= What is needed =
Copy every record below exactly as written, but leave out the pictures.
START Records for this task
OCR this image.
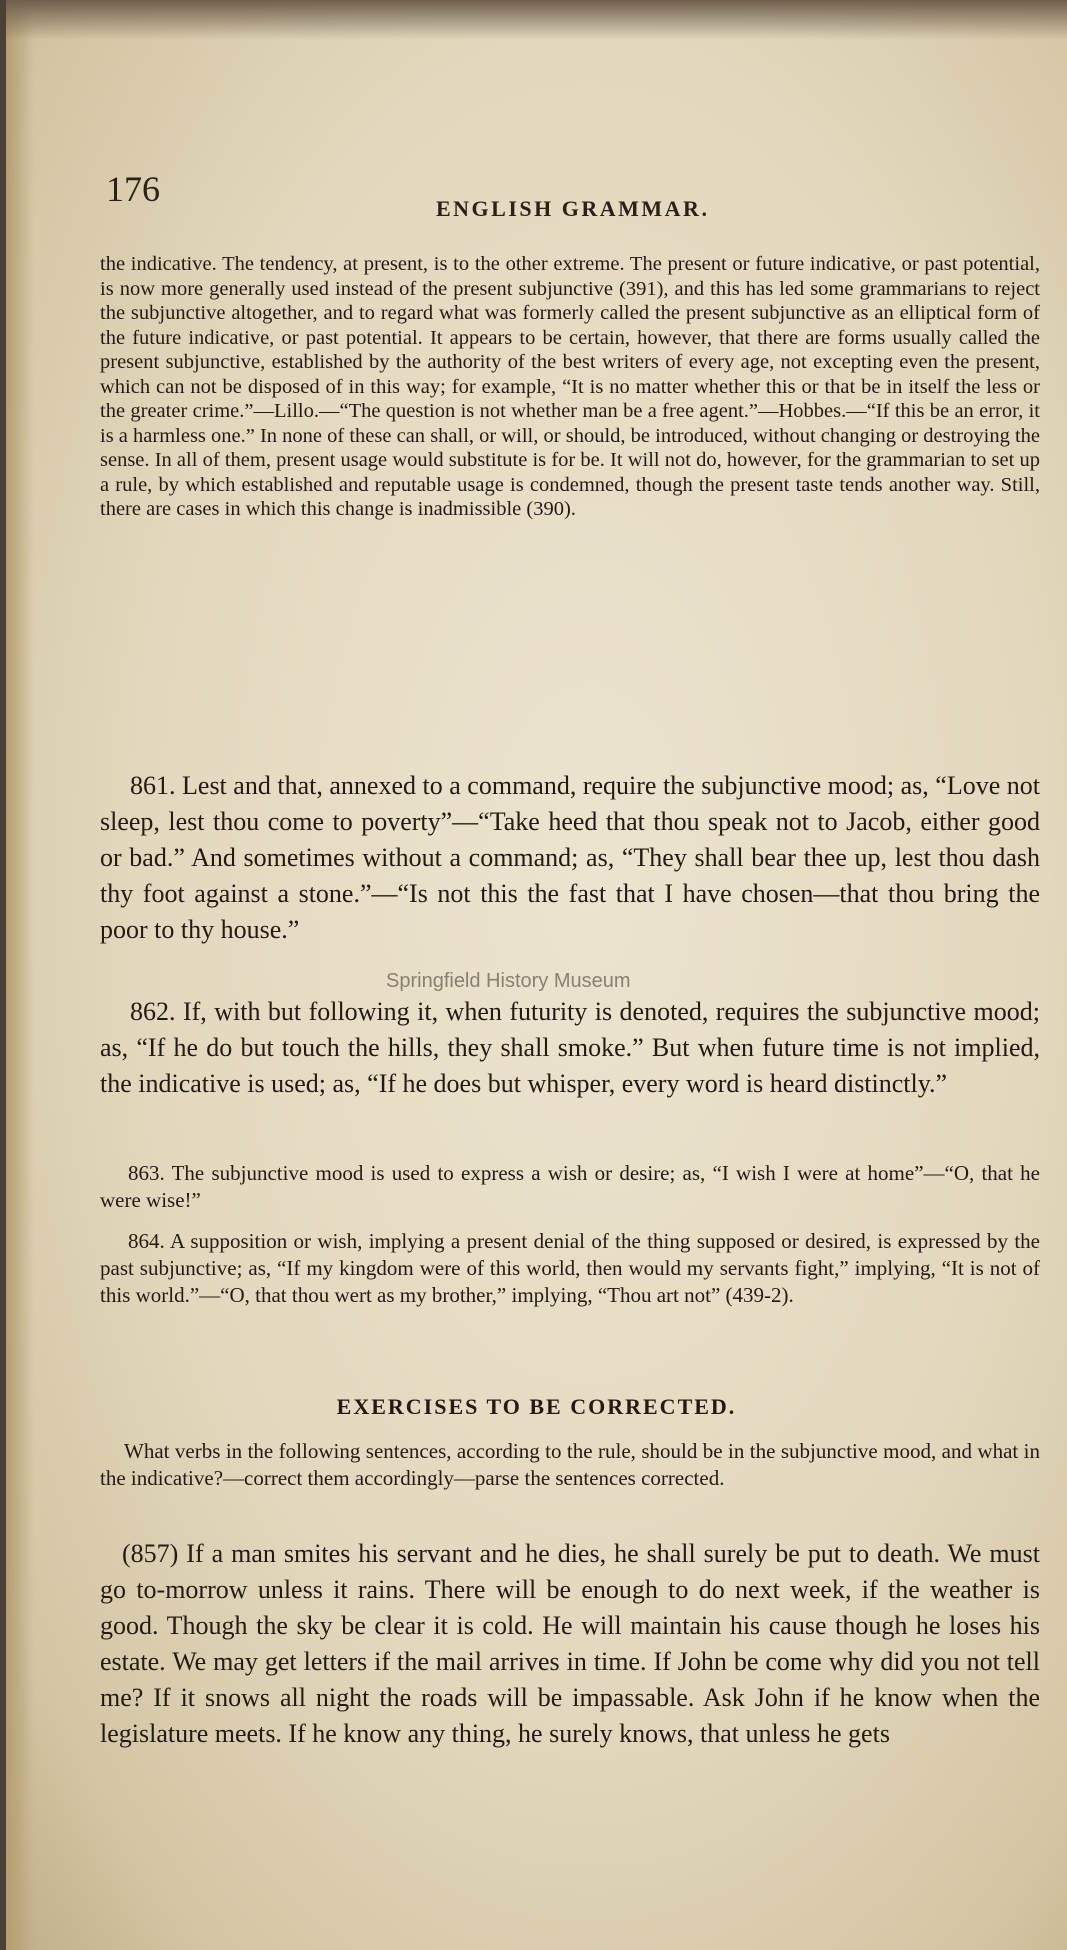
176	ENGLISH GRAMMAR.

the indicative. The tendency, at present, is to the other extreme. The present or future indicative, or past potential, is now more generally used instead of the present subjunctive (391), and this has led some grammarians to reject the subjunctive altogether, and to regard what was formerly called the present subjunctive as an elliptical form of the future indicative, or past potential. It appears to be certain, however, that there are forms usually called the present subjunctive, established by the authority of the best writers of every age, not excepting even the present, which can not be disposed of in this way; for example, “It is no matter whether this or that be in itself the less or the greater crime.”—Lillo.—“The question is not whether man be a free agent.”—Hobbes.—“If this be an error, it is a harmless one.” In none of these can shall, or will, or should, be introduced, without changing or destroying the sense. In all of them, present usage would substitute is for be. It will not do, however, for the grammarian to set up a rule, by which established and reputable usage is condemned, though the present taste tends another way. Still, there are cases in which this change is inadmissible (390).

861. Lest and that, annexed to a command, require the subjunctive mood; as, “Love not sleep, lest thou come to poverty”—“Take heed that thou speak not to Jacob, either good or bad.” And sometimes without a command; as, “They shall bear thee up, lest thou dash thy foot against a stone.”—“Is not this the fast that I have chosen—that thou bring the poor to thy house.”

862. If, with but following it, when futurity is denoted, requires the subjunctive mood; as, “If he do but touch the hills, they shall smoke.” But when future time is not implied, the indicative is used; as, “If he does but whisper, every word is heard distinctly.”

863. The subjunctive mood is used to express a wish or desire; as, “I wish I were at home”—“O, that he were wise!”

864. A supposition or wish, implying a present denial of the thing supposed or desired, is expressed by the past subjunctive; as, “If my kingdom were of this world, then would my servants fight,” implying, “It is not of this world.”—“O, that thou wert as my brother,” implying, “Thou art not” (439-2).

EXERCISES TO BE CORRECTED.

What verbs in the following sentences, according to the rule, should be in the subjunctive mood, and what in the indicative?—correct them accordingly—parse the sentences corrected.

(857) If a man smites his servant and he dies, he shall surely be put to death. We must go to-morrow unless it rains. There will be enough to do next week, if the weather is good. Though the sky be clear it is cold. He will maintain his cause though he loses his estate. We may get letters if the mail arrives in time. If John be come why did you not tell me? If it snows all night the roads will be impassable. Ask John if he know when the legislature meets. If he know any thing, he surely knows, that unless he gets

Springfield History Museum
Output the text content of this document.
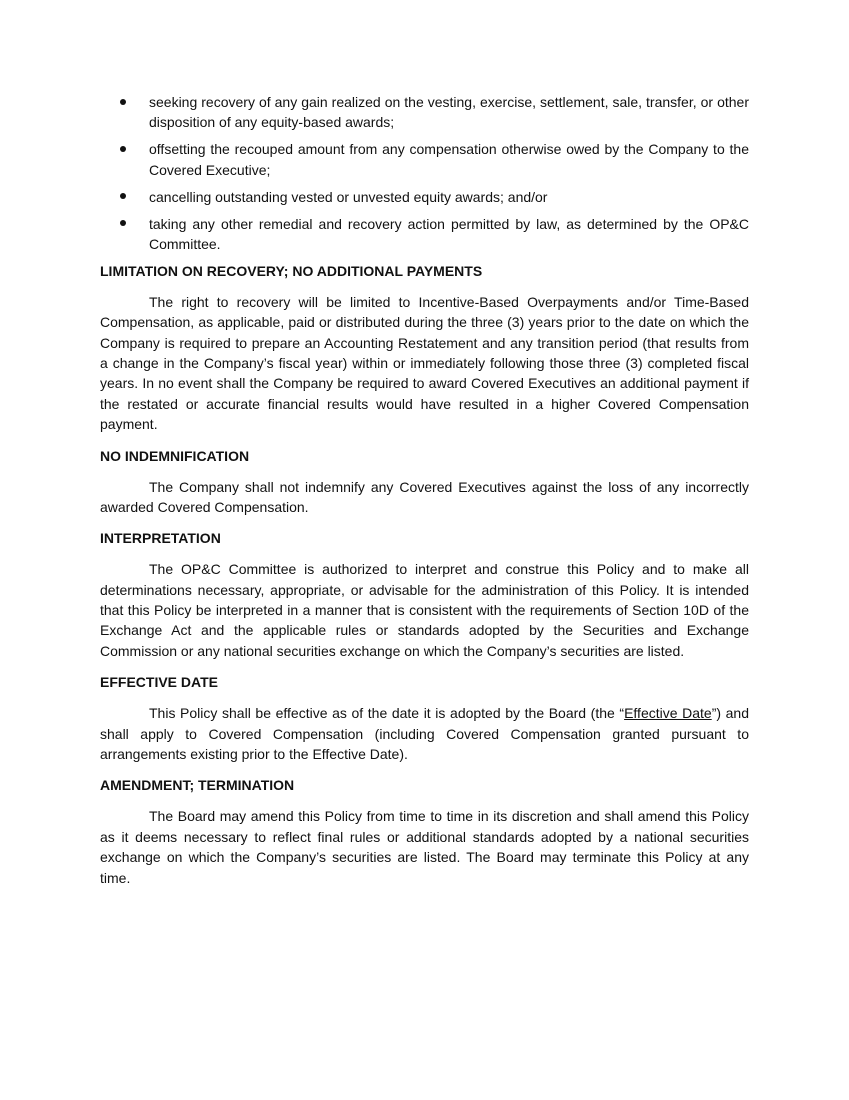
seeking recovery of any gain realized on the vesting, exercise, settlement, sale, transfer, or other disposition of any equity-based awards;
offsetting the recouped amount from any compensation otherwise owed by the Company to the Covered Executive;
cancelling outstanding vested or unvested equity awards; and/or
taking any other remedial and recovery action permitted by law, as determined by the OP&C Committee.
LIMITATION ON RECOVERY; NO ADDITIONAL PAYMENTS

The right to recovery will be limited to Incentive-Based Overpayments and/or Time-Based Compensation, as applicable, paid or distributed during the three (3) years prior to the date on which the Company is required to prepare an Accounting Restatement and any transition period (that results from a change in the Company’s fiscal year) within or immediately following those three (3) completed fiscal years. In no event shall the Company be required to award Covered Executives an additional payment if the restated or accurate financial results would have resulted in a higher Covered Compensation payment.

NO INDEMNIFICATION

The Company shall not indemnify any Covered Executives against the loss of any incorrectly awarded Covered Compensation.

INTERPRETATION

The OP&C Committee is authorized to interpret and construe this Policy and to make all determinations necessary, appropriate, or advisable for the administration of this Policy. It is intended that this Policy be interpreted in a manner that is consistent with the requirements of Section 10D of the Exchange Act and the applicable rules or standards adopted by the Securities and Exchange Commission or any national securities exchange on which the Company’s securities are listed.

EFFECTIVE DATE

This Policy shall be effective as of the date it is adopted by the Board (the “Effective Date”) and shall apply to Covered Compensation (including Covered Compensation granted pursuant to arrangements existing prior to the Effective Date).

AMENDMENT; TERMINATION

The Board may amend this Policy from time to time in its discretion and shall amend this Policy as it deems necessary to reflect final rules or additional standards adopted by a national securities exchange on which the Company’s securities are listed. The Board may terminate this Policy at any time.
END Records for this task
= Result =
OCR this image.
176	ENGLISH GRAMMAR.

the indicative. The tendency, at present, is to the other extreme. The present or future indicative, or past potential, is now more generally used instead of the present subjunctive (391), and this has led some grammarians to reject the subjunctive altogether, and to regard what was formerly called the present subjunctive as an elliptical form of the future indicative, or past potential. It appears to be certain, however, that there are forms usually called the present subjunctive, established by the authority of the best writers of every age, not excepting even the present, which can not be disposed of in this way; for example, “It is no matter whether this or that be in itself the less or the greater crime.”—Lillo.—“The question is not whether man be a free agent.”—Hobbes.—“If this be an error, it is a harmless one.” In none of these can shall, or will, or should, be introduced, without changing or destroying the sense. In all of them, present usage would substitute is for be. It will not do, however, for the grammarian to set up a rule, by which established and reputable usage is condemned, though the present taste tends another way. Still, there are cases in which this change is inadmissible (390).

861. Lest and that, annexed to a command, require the subjunctive mood; as, “Love not sleep, lest thou come to poverty”—“Take heed that thou speak not to Jacob, either good or bad.” And sometimes without a command; as, “They shall bear thee up, lest thou dash thy foot against a stone.”—“Is not this the fast that I have chosen—that thou bring the poor to thy house.”

862. If, with but following it, when futurity is denoted, requires the subjunctive mood; as, “If he do but touch the hills, they shall smoke.” But when future time is not implied, the indicative is used; as, “If he does but whisper, every word is heard distinctly.”

863. The subjunctive mood is used to express a wish or desire; as, “I wish I were at home”—“O, that he were wise!”

864. A supposition or wish, implying a present denial of the thing supposed or desired, is expressed by the past subjunctive; as, “If my kingdom were of this world, then would my servants fight,” implying, “It is not of this world.”—“O, that thou wert as my brother,” implying, “Thou art not” (439-2).

EXERCISES TO BE CORRECTED.

What verbs in the following sentences, according to the rule, should be in the subjunctive mood, and what in the indicative?—correct them accordingly—parse the sentences corrected.

(857) If a man smites his servant and he dies, he shall surely be put to death. We must go to-morrow unless it rains. There will be enough to do next week, if the weather is good. Though the sky be clear it is cold. He will maintain his cause though he loses his estate. We may get letters if the mail arrives in time. If John be come why did you not tell me? If it snows all night the roads will be impassable. Ask John if he know when the legislature meets. If he know any thing, he surely knows, that unless he gets

Springfield History Museum
Output the text content of this document.
seeking recovery of any gain realized on the vesting, exercise, settlement, sale, transfer, or other disposition of any equity-based awards;
offsetting the recouped amount from any compensation otherwise owed by the Company to the Covered Executive;
cancelling outstanding vested or unvested equity awards; and/or
taking any other remedial and recovery action permitted by law, as determined by the OP&C Committee.
LIMITATION ON RECOVERY; NO ADDITIONAL PAYMENTS

The right to recovery will be limited to Incentive-Based Overpayments and/or Time-Based Compensation, as applicable, paid or distributed during the three (3) years prior to the date on which the Company is required to prepare an Accounting Restatement and any transition period (that results from a change in the Company’s fiscal year) within or immediately following those three (3) completed fiscal years. In no event shall the Company be required to award Covered Executives an additional payment if the restated or accurate financial results would have resulted in a higher Covered Compensation payment.

NO INDEMNIFICATION

The Company shall not indemnify any Covered Executives against the loss of any incorrectly awarded Covered Compensation.

INTERPRETATION

The OP&C Committee is authorized to interpret and construe this Policy and to make all determinations necessary, appropriate, or advisable for the administration of this Policy. It is intended that this Policy be interpreted in a manner that is consistent with the requirements of Section 10D of the Exchange Act and the applicable rules or standards adopted by the Securities and Exchange Commission or any national securities exchange on which the Company’s securities are listed.

EFFECTIVE DATE

This Policy shall be effective as of the date it is adopted by the Board (the “Effective Date”) and shall apply to Covered Compensation (including Covered Compensation granted pursuant to arrangements existing prior to the Effective Date).

AMENDMENT; TERMINATION

The Board may amend this Policy from time to time in its discretion and shall amend this Policy as it deems necessary to reflect final rules or additional standards adopted by a national securities exchange on which the Company’s securities are listed. The Board may terminate this Policy at any time.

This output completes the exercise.